──────── Data section ────────
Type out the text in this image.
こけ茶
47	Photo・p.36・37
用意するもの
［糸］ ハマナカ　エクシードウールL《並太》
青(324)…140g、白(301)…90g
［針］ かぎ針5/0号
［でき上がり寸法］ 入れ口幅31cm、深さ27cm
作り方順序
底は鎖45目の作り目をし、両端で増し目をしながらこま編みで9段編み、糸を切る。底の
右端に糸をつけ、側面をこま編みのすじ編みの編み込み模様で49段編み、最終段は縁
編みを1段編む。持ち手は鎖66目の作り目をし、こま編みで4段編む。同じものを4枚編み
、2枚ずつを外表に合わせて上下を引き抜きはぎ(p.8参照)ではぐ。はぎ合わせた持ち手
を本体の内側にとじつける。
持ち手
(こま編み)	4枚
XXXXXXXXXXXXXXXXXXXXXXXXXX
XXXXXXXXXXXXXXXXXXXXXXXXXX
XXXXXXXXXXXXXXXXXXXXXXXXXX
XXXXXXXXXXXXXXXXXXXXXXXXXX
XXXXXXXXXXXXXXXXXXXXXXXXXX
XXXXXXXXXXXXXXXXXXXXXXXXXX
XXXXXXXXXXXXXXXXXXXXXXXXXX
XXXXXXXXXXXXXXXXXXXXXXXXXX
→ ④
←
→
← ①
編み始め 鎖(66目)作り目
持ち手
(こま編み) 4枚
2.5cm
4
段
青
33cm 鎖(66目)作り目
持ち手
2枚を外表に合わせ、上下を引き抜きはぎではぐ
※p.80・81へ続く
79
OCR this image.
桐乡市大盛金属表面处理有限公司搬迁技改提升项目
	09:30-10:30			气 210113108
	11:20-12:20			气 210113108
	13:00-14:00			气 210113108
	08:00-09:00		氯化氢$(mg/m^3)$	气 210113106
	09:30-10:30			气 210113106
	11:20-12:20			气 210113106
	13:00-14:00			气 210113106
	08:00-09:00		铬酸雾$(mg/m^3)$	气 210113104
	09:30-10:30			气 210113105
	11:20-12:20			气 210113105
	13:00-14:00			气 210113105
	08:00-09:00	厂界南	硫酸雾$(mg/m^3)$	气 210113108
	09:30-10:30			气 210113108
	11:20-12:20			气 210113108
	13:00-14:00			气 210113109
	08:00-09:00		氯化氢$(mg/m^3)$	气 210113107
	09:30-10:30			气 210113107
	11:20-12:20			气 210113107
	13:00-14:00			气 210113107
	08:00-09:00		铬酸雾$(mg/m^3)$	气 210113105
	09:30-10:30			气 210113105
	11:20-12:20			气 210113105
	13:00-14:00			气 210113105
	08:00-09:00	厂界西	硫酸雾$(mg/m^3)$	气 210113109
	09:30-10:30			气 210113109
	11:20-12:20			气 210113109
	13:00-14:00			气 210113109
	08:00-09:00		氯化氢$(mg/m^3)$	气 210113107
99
────────
Objective
All entries shown above should be printed again exactly.

Result of the task
Type out the text in this image.
こけ茶
47	Photo・p.36・37
用意するもの
［糸］ ハマナカ　エクシードウールL《並太》
青(324)…140g、白(301)…90g
［針］ かぎ針5/0号
［でき上がり寸法］ 入れ口幅31cm、深さ27cm
作り方順序
底は鎖45目の作り目をし、両端で増し目をしながらこま編みで9段編み、糸を切る。底の
右端に糸をつけ、側面をこま編みのすじ編みの編み込み模様で49段編み、最終段は縁
編みを1段編む。持ち手は鎖66目の作り目をし、こま編みで4段編む。同じものを4枚編み
、2枚ずつを外表に合わせて上下を引き抜きはぎ(p.8参照)ではぐ。はぎ合わせた持ち手
を本体の内側にとじつける。
持ち手
(こま編み)	4枚
XXXXXXXXXXXXXXXXXXXXXXXXXX
XXXXXXXXXXXXXXXXXXXXXXXXXX
XXXXXXXXXXXXXXXXXXXXXXXXXX
XXXXXXXXXXXXXXXXXXXXXXXXXX
XXXXXXXXXXXXXXXXXXXXXXXXXX
XXXXXXXXXXXXXXXXXXXXXXXXXX
XXXXXXXXXXXXXXXXXXXXXXXXXX
XXXXXXXXXXXXXXXXXXXXXXXXXX
→ ④
←
→
← ①
編み始め 鎖(66目)作り目
持ち手
(こま編み) 4枚
2.5cm
4
段
青
33cm 鎖(66目)作り目
持ち手
2枚を外表に合わせ、上下を引き抜きはぎではぐ
※p.80・81へ続く
79
OCR this image.
桐乡市大盛金属表面处理有限公司搬迁技改提升项目
	09:30-10:30			气 210113108
	11:20-12:20			气 210113108
	13:00-14:00			气 210113108
	08:00-09:00		氯化氢$(mg/m^3)$	气 210113106
	09:30-10:30			气 210113106
	11:20-12:20			气 210113106
	13:00-14:00			气 210113106
	08:00-09:00		铬酸雾$(mg/m^3)$	气 210113104
	09:30-10:30			气 210113105
	11:20-12:20			气 210113105
	13:00-14:00			气 210113105
	08:00-09:00	厂界南	硫酸雾$(mg/m^3)$	气 210113108
	09:30-10:30			气 210113108
	11:20-12:20			气 210113108
	13:00-14:00			气 210113109
	08:00-09:00		氯化氢$(mg/m^3)$	气 210113107
	09:30-10:30			气 210113107
	11:20-12:20			气 210113107
	13:00-14:00			气 210113107
	08:00-09:00		铬酸雾$(mg/m^3)$	气 210113105
	09:30-10:30			气 210113105
	11:20-12:20			气 210113105
	13:00-14:00			气 210113105
	08:00-09:00	厂界西	硫酸雾$(mg/m^3)$	气 210113109
	09:30-10:30			气 210113109
	11:20-12:20			气 210113109
	13:00-14:00			气 210113109
	08:00-09:00		氯化氢$(mg/m^3)$	气 210113107
99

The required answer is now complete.